— begin Exercise materials —

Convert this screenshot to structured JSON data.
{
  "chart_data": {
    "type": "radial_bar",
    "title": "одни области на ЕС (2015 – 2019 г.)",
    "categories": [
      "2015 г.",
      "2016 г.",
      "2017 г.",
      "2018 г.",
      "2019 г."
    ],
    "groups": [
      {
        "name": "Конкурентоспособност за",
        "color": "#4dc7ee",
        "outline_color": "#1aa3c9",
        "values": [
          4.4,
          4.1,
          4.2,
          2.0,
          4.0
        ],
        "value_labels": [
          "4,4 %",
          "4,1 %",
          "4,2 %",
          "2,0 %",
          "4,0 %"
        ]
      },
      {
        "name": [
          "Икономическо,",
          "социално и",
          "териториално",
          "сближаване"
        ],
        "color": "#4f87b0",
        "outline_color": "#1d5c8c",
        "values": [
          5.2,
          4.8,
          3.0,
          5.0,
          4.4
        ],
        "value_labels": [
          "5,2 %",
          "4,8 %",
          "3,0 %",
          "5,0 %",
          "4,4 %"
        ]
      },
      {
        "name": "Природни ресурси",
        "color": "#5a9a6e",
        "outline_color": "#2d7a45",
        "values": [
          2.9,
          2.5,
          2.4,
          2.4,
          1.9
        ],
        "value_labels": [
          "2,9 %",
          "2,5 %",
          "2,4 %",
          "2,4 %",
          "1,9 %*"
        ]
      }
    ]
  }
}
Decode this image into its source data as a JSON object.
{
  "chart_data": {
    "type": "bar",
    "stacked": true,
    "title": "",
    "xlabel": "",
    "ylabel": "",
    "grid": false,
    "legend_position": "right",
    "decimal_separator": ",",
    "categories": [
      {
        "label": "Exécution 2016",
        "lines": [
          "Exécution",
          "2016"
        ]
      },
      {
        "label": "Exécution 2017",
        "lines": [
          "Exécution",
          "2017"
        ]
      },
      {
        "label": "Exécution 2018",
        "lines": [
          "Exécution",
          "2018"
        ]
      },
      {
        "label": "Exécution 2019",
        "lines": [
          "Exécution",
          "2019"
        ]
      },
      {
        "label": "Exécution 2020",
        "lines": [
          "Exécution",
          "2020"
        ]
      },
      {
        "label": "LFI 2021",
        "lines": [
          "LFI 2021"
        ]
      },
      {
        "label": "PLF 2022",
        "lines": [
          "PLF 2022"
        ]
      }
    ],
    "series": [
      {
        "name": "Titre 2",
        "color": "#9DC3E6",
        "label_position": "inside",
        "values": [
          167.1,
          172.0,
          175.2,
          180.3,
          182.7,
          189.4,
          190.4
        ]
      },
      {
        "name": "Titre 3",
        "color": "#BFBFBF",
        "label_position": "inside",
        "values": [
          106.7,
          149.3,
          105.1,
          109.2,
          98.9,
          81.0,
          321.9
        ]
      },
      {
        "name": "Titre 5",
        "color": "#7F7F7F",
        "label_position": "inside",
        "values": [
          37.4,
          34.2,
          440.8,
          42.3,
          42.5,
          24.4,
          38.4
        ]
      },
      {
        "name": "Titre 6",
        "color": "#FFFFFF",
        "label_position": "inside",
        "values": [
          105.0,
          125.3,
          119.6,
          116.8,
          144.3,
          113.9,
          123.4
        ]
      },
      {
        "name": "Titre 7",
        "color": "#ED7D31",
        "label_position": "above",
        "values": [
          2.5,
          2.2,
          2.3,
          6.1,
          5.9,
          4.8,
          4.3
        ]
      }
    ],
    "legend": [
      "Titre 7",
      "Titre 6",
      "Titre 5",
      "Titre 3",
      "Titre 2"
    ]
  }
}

— end Exercise materials —

> _Your instructions_
Check each line in the records for the word "title" and say how many have it, with nothing else.

> _Task solution_
2